- **ASSIGNMENT**
Reproduce verbatim the part of the Strait of Hormuz passage between "His comments came" and "the narrow waterway.", inclusive.

- **EXTRACT PROVIDED**
•••

Wright described the effects of the crisis as “short-term pain for long-term gain”, arguing that the US is “destroying” Iran’s ability to threaten the energy market.

Last week, Trump suggested that the US Navy would escort ships through the Gulf, but Wright said on Thursday that the move “can’t happen now”.

“We’re simply not ready. All of our military assets right now are focused on destroying Iran’s offensive capabilities and the manufacturing industry that supplies their offensive capabilities,” the energy secretary said.

“We don’t want this to be a brush-off for a year or two. We want to permanently destroy their ability to build missiles, to build roads, to have a nuclear programme.”

His comments came as Iran’s new supreme leader, Mojtaba Khamenei, affirmed in his first public comment since being selected to succeed his assassinated father, Ali Khamenei, that the Strait of Hormuz should remain closed during the war.

“The will of the people is to continue effective and deterrent defence,” Khamenei said in a written statement. “The tactic of closing the Strait of Hormuz must also continue to be used.”

The Iranian military has said it would “welcome” the US Navy escorting oil ships, suggesting it is prepared to strike US forces in the narrow waterway.

On Wednesday, three commercial vessels were attacked near the strait.

•••

- **INPUT DATA**
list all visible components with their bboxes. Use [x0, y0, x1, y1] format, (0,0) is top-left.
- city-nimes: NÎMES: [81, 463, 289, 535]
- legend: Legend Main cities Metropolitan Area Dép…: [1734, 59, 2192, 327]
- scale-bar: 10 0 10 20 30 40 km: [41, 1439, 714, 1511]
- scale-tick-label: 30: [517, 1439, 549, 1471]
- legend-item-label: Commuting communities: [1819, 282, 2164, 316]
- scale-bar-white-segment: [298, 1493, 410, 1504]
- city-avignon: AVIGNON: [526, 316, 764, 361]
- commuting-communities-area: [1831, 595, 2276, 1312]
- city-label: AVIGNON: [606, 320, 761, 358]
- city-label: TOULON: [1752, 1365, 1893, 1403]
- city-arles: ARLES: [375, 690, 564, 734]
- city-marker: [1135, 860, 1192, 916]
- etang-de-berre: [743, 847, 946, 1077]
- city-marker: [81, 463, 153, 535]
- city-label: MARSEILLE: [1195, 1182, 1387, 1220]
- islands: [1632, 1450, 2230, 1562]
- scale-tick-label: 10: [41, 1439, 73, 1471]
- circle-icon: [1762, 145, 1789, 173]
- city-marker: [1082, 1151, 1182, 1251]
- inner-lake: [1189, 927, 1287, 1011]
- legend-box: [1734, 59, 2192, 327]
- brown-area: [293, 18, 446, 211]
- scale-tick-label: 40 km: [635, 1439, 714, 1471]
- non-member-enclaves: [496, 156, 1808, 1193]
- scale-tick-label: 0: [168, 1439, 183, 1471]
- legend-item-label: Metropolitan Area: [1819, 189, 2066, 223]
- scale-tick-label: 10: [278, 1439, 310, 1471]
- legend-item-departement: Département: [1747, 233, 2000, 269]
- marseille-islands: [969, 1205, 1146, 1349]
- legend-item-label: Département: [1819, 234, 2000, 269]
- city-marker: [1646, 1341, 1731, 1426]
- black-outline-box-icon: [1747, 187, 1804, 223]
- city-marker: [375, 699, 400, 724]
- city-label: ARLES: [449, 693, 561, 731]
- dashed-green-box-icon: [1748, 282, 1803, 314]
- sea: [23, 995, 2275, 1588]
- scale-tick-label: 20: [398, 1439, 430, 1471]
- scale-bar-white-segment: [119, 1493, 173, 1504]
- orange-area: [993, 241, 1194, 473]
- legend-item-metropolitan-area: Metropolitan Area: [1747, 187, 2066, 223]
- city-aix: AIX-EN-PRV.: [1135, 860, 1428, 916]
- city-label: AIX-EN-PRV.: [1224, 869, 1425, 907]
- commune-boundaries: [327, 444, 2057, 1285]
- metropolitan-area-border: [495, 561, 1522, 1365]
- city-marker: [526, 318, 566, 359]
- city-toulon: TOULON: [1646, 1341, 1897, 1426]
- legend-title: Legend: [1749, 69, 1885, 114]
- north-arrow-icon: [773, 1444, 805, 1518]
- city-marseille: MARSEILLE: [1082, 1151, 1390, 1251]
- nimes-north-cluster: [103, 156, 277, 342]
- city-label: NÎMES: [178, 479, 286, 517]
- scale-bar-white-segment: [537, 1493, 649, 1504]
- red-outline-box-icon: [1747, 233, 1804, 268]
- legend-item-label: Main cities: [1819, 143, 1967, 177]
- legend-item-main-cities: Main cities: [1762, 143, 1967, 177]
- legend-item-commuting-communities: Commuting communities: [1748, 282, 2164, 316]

•••

- **SOLUTION TO THIS PROBLEM**
His comments came as Iran’s new supreme leader, Mojtaba Khamenei, affirmed in his first public comment since being selected to succeed his assassinated father, Ali Khamenei, that the Strait of Hormuz should remain closed during the war.

“The will of the people is to continue effective and deterrent defence,” Khamenei said in a written statement. “The tactic of closing the Strait of Hormuz must also continue to be used.”

The Iranian military has said it would “welcome” the US Navy escorting oil ships, suggesting it is prepared to strike US forces in the narrow waterway.